• **TASK BRIEF**:
Reproduce all of the data that follows, character for character.

• **EXTRACTED ENTRIES**:
================

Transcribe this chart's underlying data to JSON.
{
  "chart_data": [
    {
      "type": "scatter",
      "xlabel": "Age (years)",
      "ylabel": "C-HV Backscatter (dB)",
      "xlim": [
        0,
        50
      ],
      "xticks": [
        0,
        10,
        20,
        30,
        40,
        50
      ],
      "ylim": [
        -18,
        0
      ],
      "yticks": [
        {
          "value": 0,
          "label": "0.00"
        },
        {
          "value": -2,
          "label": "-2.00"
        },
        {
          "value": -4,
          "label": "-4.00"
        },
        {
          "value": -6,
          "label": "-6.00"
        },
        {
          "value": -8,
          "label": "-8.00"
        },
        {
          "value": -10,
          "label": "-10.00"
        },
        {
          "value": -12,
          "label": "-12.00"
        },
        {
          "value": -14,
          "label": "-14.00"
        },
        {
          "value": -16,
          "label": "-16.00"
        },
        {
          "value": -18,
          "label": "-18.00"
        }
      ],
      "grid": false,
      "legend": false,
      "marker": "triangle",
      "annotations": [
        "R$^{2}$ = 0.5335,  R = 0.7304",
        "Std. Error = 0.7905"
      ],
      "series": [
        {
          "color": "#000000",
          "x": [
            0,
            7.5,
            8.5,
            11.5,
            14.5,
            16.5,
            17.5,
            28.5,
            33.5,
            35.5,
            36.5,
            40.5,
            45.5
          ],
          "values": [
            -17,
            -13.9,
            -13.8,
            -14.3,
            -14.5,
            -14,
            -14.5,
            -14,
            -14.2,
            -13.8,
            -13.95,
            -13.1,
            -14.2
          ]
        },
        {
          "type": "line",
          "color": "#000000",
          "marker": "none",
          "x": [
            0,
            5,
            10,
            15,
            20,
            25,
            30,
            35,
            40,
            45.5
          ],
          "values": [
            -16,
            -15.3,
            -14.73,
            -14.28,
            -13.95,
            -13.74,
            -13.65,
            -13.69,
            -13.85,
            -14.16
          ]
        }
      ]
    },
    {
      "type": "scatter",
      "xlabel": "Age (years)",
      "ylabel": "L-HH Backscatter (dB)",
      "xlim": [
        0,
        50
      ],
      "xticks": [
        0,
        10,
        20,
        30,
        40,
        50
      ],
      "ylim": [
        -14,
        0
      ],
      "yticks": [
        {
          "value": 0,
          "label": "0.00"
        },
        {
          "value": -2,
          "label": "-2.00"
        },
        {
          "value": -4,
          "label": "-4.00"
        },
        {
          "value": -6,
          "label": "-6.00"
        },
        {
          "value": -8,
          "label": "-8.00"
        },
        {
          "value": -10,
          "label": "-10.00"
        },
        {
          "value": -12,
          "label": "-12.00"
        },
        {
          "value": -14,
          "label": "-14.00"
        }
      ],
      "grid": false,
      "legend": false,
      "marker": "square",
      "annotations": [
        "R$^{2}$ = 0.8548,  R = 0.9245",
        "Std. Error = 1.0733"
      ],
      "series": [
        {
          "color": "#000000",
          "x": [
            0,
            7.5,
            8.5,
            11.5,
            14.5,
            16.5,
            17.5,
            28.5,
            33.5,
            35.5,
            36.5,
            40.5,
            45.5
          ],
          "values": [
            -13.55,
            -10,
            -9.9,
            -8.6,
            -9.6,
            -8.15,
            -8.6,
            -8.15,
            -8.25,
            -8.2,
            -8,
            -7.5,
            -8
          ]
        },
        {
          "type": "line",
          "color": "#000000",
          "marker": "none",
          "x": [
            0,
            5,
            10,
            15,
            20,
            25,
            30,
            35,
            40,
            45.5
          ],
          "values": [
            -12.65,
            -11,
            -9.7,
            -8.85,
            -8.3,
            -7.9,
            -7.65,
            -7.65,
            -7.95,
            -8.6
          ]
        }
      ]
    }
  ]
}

================

• **EXPECTED ANSWER**:
Transcribe this chart's underlying data to JSON.
{
  "chart_data": [
    {
      "type": "scatter",
      "xlabel": "Age (years)",
      "ylabel": "C-HV Backscatter (dB)",
      "xlim": [
        0,
        50
      ],
      "xticks": [
        0,
        10,
        20,
        30,
        40,
        50
      ],
      "ylim": [
        -18,
        0
      ],
      "yticks": [
        {
          "value": 0,
          "label": "0.00"
        },
        {
          "value": -2,
          "label": "-2.00"
        },
        {
          "value": -4,
          "label": "-4.00"
        },
        {
          "value": -6,
          "label": "-6.00"
        },
        {
          "value": -8,
          "label": "-8.00"
        },
        {
          "value": -10,
          "label": "-10.00"
        },
        {
          "value": -12,
          "label": "-12.00"
        },
        {
          "value": -14,
          "label": "-14.00"
        },
        {
          "value": -16,
          "label": "-16.00"
        },
        {
          "value": -18,
          "label": "-18.00"
        }
      ],
      "grid": false,
      "legend": false,
      "marker": "triangle",
      "annotations": [
        "R$^{2}$ = 0.5335,  R = 0.7304",
        "Std. Error = 0.7905"
      ],
      "series": [
        {
          "color": "#000000",
          "x": [
            0,
            7.5,
            8.5,
            11.5,
            14.5,
            16.5,
            17.5,
            28.5,
            33.5,
            35.5,
            36.5,
            40.5,
            45.5
          ],
          "values": [
            -17,
            -13.9,
            -13.8,
            -14.3,
            -14.5,
            -14,
            -14.5,
            -14,
            -14.2,
            -13.8,
            -13.95,
            -13.1,
            -14.2
          ]
        },
        {
          "type": "line",
          "color": "#000000",
          "marker": "none",
          "x": [
            0,
            5,
            10,
            15,
            20,
            25,
            30,
            35,
            40,
            45.5
          ],
          "values": [
            -16,
            -15.3,
            -14.73,
            -14.28,
            -13.95,
            -13.74,
            -13.65,
            -13.69,
            -13.85,
            -14.16
          ]
        }
      ]
    },
    {
      "type": "scatter",
      "xlabel": "Age (years)",
      "ylabel": "L-HH Backscatter (dB)",
      "xlim": [
        0,
        50
      ],
      "xticks": [
        0,
        10,
        20,
        30,
        40,
        50
      ],
      "ylim": [
        -14,
        0
      ],
      "yticks": [
        {
          "value": 0,
          "label": "0.00"
        },
        {
          "value": -2,
          "label": "-2.00"
        },
        {
          "value": -4,
          "label": "-4.00"
        },
        {
          "value": -6,
          "label": "-6.00"
        },
        {
          "value": -8,
          "label": "-8.00"
        },
        {
          "value": -10,
          "label": "-10.00"
        },
        {
          "value": -12,
          "label": "-12.00"
        },
        {
          "value": -14,
          "label": "-14.00"
        }
      ],
      "grid": false,
      "legend": false,
      "marker": "square",
      "annotations": [
        "R$^{2}$ = 0.8548,  R = 0.9245",
        "Std. Error = 1.0733"
      ],
      "series": [
        {
          "color": "#000000",
          "x": [
            0,
            7.5,
            8.5,
            11.5,
            14.5,
            16.5,
            17.5,
            28.5,
            33.5,
            35.5,
            36.5,
            40.5,
            45.5
          ],
          "values": [
            -13.55,
            -10,
            -9.9,
            -8.6,
            -9.6,
            -8.15,
            -8.6,
            -8.15,
            -8.25,
            -8.2,
            -8,
            -7.5,
            -8
          ]
        },
        {
          "type": "line",
          "color": "#000000",
          "marker": "none",
          "x": [
            0,
            5,
            10,
            15,
            20,
            25,
            30,
            35,
            40,
            45.5
          ],
          "values": [
            -12.65,
            -11,
            -9.7,
            -8.85,
            -8.3,
            -7.9,
            -7.65,
            -7.65,
            -7.95,
            -8.6
          ]
        }
      ]
    }
  ]
}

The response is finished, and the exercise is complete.